____ Material provided
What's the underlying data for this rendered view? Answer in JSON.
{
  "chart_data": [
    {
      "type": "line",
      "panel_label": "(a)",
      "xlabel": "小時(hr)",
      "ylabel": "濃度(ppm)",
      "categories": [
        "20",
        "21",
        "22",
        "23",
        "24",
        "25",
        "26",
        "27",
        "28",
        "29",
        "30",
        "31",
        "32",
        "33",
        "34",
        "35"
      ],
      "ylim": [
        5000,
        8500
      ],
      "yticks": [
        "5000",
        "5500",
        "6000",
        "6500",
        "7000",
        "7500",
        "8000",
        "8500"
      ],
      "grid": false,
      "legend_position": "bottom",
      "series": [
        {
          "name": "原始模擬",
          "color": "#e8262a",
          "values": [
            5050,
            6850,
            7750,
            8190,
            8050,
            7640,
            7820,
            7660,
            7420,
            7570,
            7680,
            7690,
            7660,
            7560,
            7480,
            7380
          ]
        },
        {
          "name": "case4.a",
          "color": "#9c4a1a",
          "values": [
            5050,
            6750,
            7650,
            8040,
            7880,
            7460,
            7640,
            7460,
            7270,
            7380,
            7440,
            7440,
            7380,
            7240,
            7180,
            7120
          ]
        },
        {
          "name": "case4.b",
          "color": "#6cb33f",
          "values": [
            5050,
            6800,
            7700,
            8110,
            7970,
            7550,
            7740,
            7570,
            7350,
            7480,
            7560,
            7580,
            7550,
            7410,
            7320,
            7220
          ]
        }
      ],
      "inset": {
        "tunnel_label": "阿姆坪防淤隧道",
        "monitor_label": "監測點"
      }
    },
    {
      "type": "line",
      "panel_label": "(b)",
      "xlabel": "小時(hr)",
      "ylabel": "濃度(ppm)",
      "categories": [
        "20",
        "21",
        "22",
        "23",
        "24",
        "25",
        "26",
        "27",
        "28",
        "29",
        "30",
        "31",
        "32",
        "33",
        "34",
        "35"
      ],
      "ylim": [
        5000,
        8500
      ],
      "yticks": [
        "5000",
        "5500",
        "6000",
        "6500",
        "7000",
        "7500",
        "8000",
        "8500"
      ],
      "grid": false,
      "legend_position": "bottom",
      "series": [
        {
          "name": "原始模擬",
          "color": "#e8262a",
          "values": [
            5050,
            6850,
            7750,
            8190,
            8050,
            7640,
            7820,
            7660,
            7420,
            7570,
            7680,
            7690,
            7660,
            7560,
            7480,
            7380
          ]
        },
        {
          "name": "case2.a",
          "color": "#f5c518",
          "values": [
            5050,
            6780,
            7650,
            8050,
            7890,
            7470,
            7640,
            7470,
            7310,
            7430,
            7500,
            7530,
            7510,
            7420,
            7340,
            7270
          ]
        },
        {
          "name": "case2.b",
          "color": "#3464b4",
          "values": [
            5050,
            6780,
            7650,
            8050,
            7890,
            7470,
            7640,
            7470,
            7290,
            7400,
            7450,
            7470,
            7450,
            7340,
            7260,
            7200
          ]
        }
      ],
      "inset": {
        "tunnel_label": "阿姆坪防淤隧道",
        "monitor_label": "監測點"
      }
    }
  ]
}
________
(Task details):
Retype the records in full. Keep every line identical to the original.

(Result of the task):
What's the underlying data for this rendered view? Answer in JSON.
{
  "chart_data": [
    {
      "type": "line",
      "panel_label": "(a)",
      "xlabel": "小時(hr)",
      "ylabel": "濃度(ppm)",
      "categories": [
        "20",
        "21",
        "22",
        "23",
        "24",
        "25",
        "26",
        "27",
        "28",
        "29",
        "30",
        "31",
        "32",
        "33",
        "34",
        "35"
      ],
      "ylim": [
        5000,
        8500
      ],
      "yticks": [
        "5000",
        "5500",
        "6000",
        "6500",
        "7000",
        "7500",
        "8000",
        "8500"
      ],
      "grid": false,
      "legend_position": "bottom",
      "series": [
        {
          "name": "原始模擬",
          "color": "#e8262a",
          "values": [
            5050,
            6850,
            7750,
            8190,
            8050,
            7640,
            7820,
            7660,
            7420,
            7570,
            7680,
            7690,
            7660,
            7560,
            7480,
            7380
          ]
        },
        {
          "name": "case4.a",
          "color": "#9c4a1a",
          "values": [
            5050,
            6750,
            7650,
            8040,
            7880,
            7460,
            7640,
            7460,
            7270,
            7380,
            7440,
            7440,
            7380,
            7240,
            7180,
            7120
          ]
        },
        {
          "name": "case4.b",
          "color": "#6cb33f",
          "values": [
            5050,
            6800,
            7700,
            8110,
            7970,
            7550,
            7740,
            7570,
            7350,
            7480,
            7560,
            7580,
            7550,
            7410,
            7320,
            7220
          ]
        }
      ],
      "inset": {
        "tunnel_label": "阿姆坪防淤隧道",
        "monitor_label": "監測點"
      }
    },
    {
      "type": "line",
      "panel_label": "(b)",
      "xlabel": "小時(hr)",
      "ylabel": "濃度(ppm)",
      "categories": [
        "20",
        "21",
        "22",
        "23",
        "24",
        "25",
        "26",
        "27",
        "28",
        "29",
        "30",
        "31",
        "32",
        "33",
        "34",
        "35"
      ],
      "ylim": [
        5000,
        8500
      ],
      "yticks": [
        "5000",
        "5500",
        "6000",
        "6500",
        "7000",
        "7500",
        "8000",
        "8500"
      ],
      "grid": false,
      "legend_position": "bottom",
      "series": [
        {
          "name": "原始模擬",
          "color": "#e8262a",
          "values": [
            5050,
            6850,
            7750,
            8190,
            8050,
            7640,
            7820,
            7660,
            7420,
            7570,
            7680,
            7690,
            7660,
            7560,
            7480,
            7380
          ]
        },
        {
          "name": "case2.a",
          "color": "#f5c518",
          "values": [
            5050,
            6780,
            7650,
            8050,
            7890,
            7470,
            7640,
            7470,
            7310,
            7430,
            7500,
            7530,
            7510,
            7420,
            7340,
            7270
          ]
        },
        {
          "name": "case2.b",
          "color": "#3464b4",
          "values": [
            5050,
            6780,
            7650,
            8050,
            7890,
            7470,
            7640,
            7470,
            7290,
            7400,
            7450,
            7470,
            7450,
            7340,
            7260,
            7200
          ]
        }
      ],
      "inset": {
        "tunnel_label": "阿姆坪防淤隧道",
        "monitor_label": "監測點"
      }
    }
  ]
}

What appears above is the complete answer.